** Start of Provided data **

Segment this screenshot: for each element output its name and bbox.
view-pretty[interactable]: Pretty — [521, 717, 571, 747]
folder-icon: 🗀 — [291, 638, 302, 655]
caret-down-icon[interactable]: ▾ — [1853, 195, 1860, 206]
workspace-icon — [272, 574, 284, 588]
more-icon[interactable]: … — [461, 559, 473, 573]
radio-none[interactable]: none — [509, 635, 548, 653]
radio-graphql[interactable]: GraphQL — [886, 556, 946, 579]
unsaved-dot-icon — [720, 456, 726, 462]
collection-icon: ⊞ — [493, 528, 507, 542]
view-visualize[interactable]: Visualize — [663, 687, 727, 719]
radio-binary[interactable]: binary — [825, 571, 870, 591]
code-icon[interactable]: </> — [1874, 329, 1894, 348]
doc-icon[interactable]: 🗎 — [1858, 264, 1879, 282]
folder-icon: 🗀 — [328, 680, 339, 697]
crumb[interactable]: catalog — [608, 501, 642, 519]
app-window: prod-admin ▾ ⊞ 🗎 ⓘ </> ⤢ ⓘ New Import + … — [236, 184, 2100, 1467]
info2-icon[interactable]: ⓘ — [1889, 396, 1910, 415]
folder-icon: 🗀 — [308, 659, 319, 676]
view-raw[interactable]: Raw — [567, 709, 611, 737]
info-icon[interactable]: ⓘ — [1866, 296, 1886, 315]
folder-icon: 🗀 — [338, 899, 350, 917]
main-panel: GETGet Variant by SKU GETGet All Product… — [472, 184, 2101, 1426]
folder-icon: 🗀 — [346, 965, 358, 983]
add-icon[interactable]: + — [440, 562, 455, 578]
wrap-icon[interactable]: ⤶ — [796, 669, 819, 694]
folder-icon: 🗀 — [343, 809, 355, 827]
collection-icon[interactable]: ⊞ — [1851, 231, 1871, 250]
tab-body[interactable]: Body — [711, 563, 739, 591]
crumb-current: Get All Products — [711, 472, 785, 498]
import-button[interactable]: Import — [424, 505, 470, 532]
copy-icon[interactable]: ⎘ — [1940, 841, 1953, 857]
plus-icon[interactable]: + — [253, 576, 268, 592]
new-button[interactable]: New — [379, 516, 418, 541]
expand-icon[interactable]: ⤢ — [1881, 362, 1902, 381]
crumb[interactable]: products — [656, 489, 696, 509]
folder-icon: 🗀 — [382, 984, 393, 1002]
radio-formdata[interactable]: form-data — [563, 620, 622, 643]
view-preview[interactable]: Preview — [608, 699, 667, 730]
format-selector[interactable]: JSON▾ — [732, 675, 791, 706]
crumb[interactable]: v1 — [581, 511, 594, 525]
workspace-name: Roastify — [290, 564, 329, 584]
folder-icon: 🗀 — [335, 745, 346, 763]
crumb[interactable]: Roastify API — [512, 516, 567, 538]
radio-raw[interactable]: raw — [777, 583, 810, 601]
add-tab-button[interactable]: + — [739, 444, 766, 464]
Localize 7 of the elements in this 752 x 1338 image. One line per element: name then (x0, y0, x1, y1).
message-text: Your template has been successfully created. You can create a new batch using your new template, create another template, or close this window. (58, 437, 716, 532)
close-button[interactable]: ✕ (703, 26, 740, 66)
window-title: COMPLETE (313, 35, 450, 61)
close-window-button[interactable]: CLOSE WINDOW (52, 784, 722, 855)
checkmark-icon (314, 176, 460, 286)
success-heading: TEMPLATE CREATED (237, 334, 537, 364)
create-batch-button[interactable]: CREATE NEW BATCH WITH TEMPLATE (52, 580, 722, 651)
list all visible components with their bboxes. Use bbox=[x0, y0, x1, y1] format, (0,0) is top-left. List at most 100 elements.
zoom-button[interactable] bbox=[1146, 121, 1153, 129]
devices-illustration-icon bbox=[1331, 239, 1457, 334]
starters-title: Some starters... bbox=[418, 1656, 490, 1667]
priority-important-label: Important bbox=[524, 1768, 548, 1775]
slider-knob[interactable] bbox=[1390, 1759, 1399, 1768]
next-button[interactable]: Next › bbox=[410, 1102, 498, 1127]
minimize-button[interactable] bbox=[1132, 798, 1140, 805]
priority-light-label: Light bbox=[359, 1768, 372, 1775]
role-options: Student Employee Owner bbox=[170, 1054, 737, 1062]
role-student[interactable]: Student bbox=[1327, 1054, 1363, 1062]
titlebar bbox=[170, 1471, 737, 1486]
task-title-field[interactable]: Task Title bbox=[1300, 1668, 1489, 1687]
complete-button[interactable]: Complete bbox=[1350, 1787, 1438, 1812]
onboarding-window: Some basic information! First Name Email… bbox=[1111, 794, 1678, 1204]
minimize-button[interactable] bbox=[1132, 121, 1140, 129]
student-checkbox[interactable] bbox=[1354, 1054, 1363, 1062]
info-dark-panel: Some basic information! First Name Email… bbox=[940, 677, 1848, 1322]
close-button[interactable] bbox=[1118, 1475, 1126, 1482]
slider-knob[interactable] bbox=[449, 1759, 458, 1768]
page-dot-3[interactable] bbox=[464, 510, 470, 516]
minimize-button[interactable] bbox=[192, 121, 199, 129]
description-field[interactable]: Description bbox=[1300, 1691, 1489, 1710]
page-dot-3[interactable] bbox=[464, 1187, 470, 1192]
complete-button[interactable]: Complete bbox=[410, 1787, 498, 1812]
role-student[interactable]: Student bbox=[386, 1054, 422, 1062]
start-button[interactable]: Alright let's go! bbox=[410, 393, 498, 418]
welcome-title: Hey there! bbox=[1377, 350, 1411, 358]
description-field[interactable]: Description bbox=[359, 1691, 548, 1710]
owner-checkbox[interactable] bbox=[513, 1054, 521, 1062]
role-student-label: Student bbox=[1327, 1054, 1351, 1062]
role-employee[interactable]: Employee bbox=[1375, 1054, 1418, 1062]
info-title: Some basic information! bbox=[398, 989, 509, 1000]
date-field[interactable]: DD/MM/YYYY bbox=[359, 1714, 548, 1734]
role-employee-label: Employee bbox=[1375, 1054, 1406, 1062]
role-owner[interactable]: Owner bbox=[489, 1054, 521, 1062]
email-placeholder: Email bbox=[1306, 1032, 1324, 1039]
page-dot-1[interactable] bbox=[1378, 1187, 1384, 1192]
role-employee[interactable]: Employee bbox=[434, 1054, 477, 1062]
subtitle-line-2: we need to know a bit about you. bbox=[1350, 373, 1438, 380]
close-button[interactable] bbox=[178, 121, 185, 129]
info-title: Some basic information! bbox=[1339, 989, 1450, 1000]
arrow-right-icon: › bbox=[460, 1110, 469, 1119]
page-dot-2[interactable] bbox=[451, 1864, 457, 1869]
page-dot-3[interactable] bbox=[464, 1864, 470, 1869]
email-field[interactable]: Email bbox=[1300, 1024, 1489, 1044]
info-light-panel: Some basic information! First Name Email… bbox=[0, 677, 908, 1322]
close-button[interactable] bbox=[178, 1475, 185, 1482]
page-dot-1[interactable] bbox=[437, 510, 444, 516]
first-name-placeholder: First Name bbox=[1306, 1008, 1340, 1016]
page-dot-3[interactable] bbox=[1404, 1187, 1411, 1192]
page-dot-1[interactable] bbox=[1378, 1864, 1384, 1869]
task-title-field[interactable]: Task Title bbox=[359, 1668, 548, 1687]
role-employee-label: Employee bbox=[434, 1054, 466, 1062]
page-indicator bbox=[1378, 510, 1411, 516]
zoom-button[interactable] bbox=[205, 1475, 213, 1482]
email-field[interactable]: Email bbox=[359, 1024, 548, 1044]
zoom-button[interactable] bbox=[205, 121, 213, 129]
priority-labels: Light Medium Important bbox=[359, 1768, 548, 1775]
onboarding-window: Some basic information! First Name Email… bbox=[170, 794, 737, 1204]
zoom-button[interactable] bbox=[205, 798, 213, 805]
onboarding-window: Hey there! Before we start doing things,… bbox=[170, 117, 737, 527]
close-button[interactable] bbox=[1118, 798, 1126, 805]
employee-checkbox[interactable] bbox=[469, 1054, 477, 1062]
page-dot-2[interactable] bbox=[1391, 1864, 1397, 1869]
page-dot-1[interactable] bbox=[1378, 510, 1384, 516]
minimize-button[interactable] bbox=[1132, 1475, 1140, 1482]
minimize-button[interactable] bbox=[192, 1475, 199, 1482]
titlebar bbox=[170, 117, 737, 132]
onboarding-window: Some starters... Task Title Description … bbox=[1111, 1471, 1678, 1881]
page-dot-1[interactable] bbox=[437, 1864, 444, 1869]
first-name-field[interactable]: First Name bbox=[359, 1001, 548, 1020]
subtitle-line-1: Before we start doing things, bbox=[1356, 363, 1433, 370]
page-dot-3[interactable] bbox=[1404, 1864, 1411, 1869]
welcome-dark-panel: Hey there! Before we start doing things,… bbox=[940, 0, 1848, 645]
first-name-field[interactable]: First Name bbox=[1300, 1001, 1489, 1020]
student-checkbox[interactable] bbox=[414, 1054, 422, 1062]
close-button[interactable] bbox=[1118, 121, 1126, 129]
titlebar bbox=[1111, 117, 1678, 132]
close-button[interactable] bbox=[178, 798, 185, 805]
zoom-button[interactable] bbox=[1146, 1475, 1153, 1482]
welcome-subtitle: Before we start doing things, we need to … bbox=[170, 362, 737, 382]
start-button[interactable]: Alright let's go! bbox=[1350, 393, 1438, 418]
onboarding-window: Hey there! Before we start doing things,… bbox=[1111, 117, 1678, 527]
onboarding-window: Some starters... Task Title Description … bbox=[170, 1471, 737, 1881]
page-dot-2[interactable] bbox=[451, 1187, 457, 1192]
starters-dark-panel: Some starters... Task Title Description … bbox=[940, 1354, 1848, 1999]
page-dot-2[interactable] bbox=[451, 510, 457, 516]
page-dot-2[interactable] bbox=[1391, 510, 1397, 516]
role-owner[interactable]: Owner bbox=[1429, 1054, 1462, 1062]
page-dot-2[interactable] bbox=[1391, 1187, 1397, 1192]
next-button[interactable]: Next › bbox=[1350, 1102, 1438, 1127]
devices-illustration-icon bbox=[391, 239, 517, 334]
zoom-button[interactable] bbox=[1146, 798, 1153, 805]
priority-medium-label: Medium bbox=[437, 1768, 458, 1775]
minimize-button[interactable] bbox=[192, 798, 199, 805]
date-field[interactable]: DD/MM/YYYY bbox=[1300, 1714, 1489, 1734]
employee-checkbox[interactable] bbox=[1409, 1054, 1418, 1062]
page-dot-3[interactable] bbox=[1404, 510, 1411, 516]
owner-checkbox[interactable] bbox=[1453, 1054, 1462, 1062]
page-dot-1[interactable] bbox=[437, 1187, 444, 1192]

** End of Provided data **

What you need to do:
Show every line of the entries above that contains the string "this", matching case exactly.

Answer to the exercise:
Segment this screenshot: for each element output its name and bbox.
Localize 7 of the elements in this 752 x 1338 image. One line per element: name then (x0, y0, x1, y1).
message-text: Your template has been successfully created. You can create a new batch using your new template, create another template, or close this window. (58, 437, 716, 532)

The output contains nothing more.